─── GIVEN DATA ───
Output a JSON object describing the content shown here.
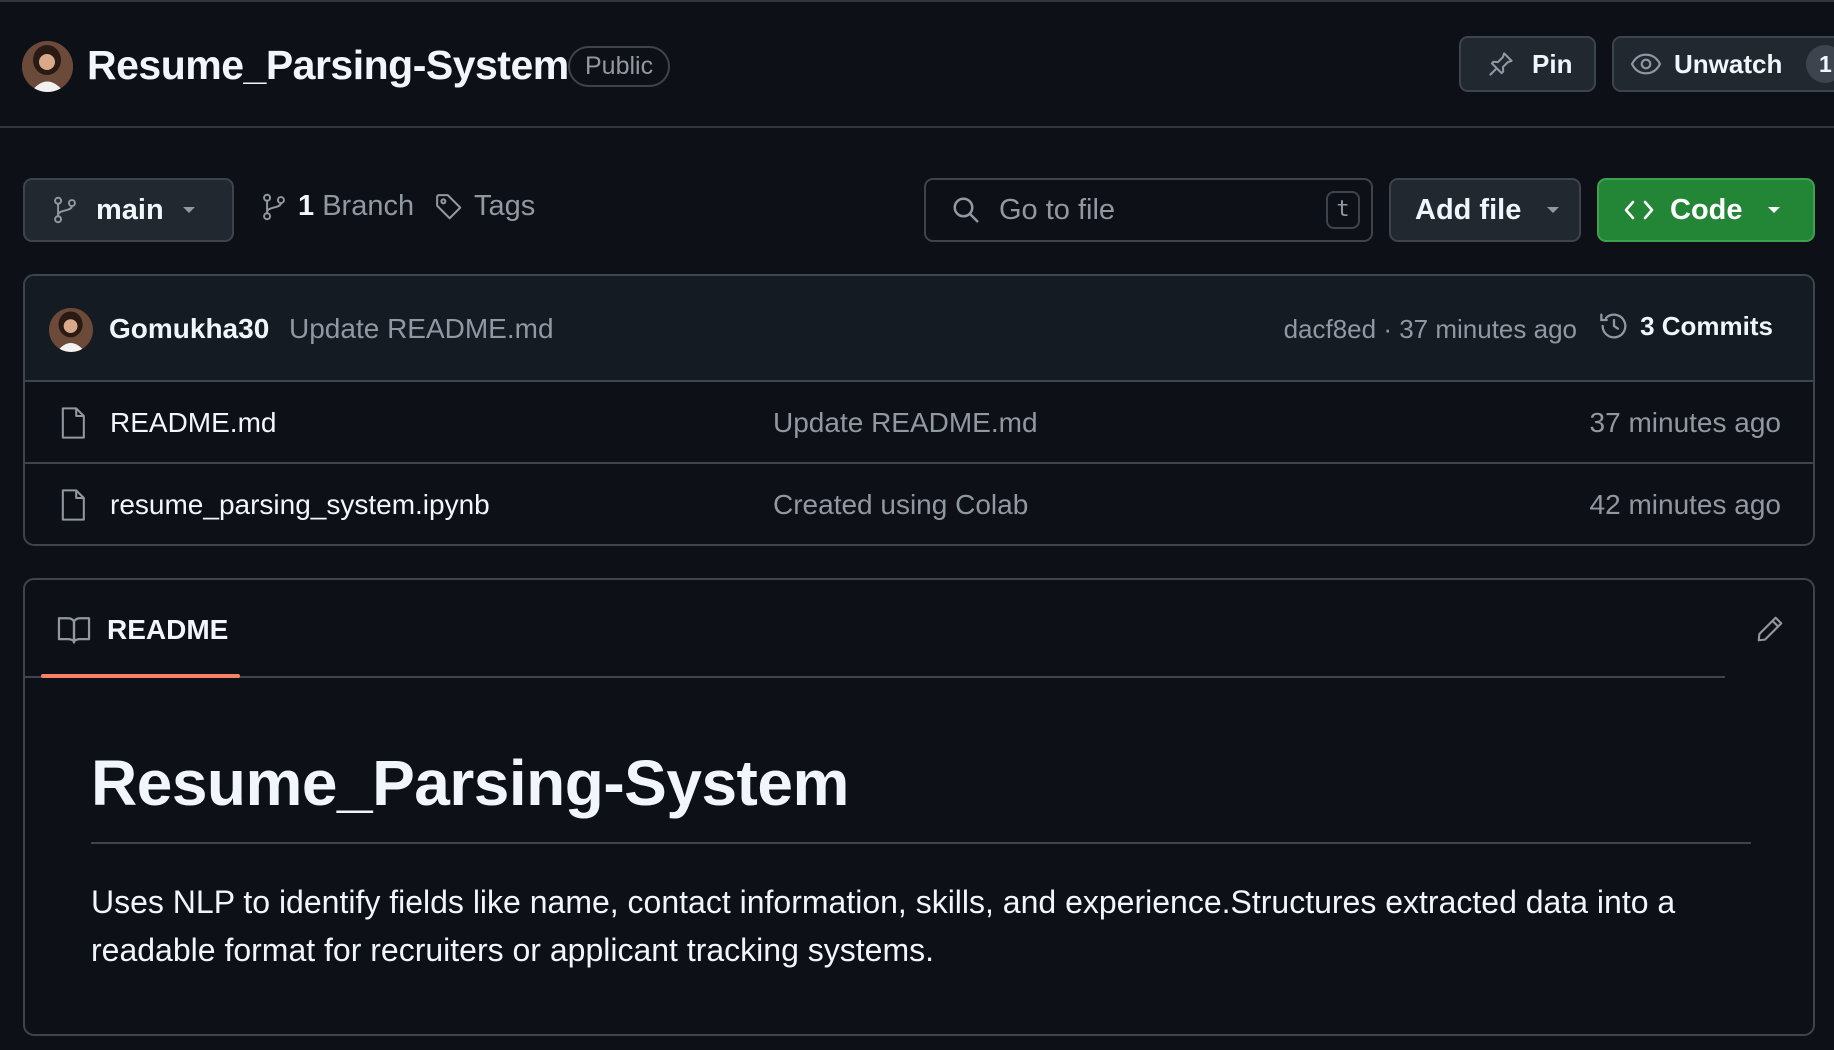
{
  "header": {
    "repo_name": "Resume_Parsing-System",
    "visibility": "Public",
    "pin_label": "Pin",
    "watch_label": "Unwatch",
    "watch_count": "1"
  },
  "toolbar": {
    "branch_name": "main",
    "branch_count": "1",
    "branch_label": "Branch",
    "tags_label": "Tags",
    "search_placeholder": "Go to file",
    "search_shortcut": "t",
    "add_file_label": "Add file",
    "code_label": "Code"
  },
  "latest_commit": {
    "author": "Gomukha30",
    "message": "Update README.md",
    "meta": "dacf8ed · 37 minutes ago",
    "commits_label": "3 Commits"
  },
  "files": [
    {
      "name": "README.md",
      "message": "Update README.md",
      "time": "37 minutes ago",
      "icon": "file-icon"
    },
    {
      "name": "resume_parsing_system.ipynb",
      "message": "Created using Colab",
      "time": "42 minutes ago",
      "icon": "file-icon"
    }
  ],
  "readme": {
    "tab_label": "README",
    "title": "Resume_Parsing-System",
    "body": "Uses NLP to identify fields like name, contact information, skills, and experience.Structures extracted data into a readable format for recruiters or applicant tracking systems."
  },
  "colors": {
    "background": "#0d1117",
    "border": "#3d444d",
    "primary_button": "#238636",
    "tab_underline": "#f78166",
    "muted_text": "#9198a1"
  }
}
───
§ TASK TO CARRY OUT
Scan the records above for the string "time", then select every line that holds it.

§ RESULT
      "time": "37 minutes ago",
      "time": "42 minutes ago",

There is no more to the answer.